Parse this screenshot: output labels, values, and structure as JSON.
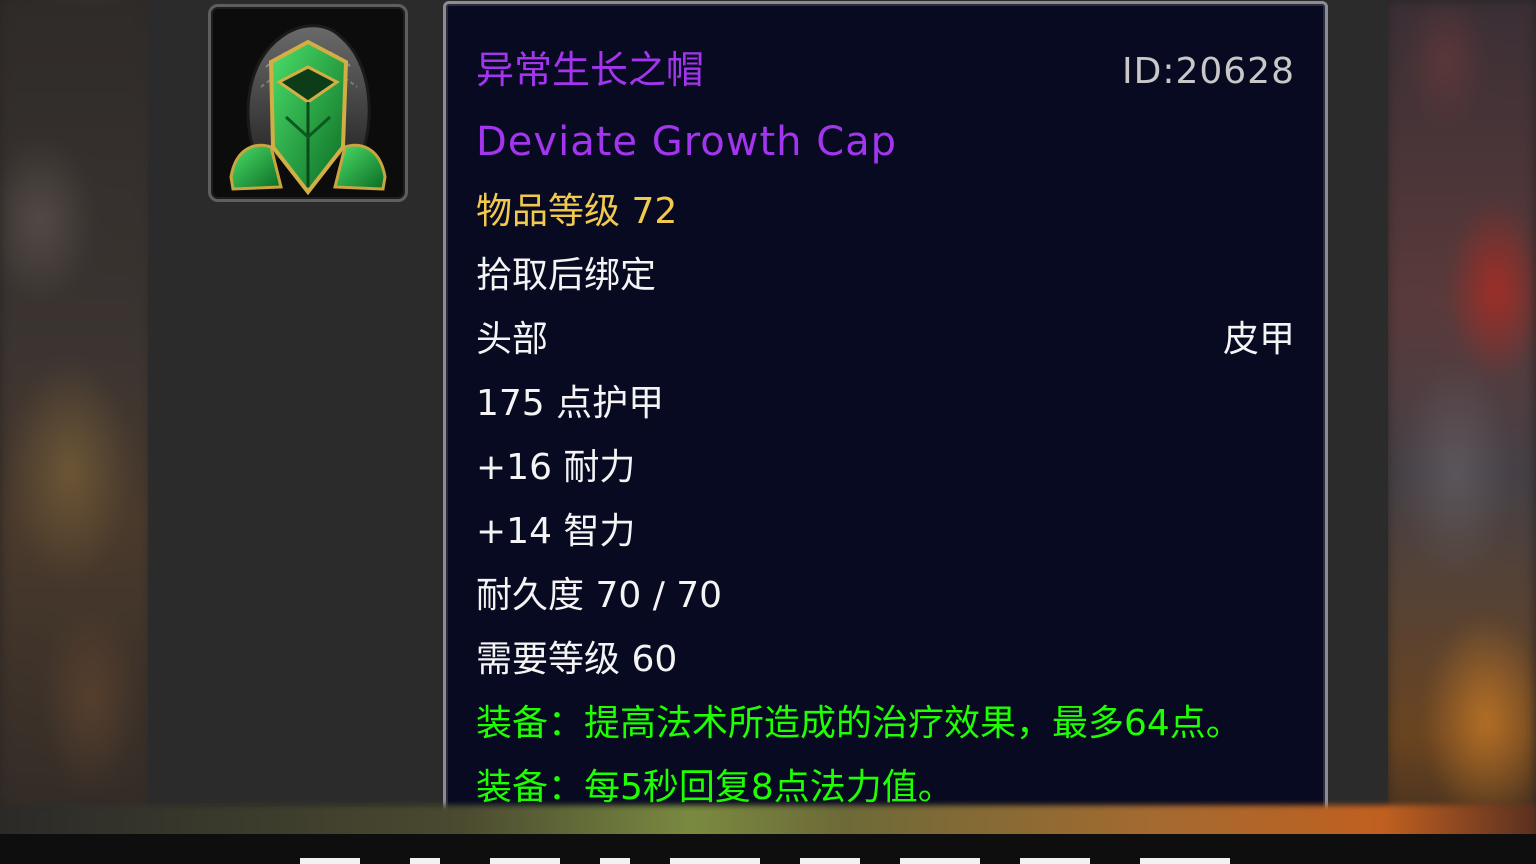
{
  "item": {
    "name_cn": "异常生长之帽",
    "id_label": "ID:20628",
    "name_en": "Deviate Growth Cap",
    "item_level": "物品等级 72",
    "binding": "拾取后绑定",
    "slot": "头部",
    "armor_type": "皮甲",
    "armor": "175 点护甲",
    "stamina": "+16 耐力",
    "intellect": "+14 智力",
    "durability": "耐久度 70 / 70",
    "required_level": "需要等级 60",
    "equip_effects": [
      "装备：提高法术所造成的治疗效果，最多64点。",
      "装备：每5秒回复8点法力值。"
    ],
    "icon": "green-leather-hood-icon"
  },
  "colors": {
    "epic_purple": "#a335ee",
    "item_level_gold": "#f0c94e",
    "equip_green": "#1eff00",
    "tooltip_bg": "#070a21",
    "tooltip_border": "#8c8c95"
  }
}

__Task__: Set down the material above as is, without any pictures.

__Answer for the task__:
Parse this screenshot: output labels, values, and structure as JSON.
{
  "item": {
    "name_cn": "异常生长之帽",
    "id_label": "ID:20628",
    "name_en": "Deviate Growth Cap",
    "item_level": "物品等级 72",
    "binding": "拾取后绑定",
    "slot": "头部",
    "armor_type": "皮甲",
    "armor": "175 点护甲",
    "stamina": "+16 耐力",
    "intellect": "+14 智力",
    "durability": "耐久度 70 / 70",
    "required_level": "需要等级 60",
    "equip_effects": [
      "装备：提高法术所造成的治疗效果，最多64点。",
      "装备：每5秒回复8点法力值。"
    ],
    "icon": "green-leather-hood-icon"
  },
  "colors": {
    "epic_purple": "#a335ee",
    "item_level_gold": "#f0c94e",
    "equip_green": "#1eff00",
    "tooltip_bg": "#070a21",
    "tooltip_border": "#8c8c95"
  }
}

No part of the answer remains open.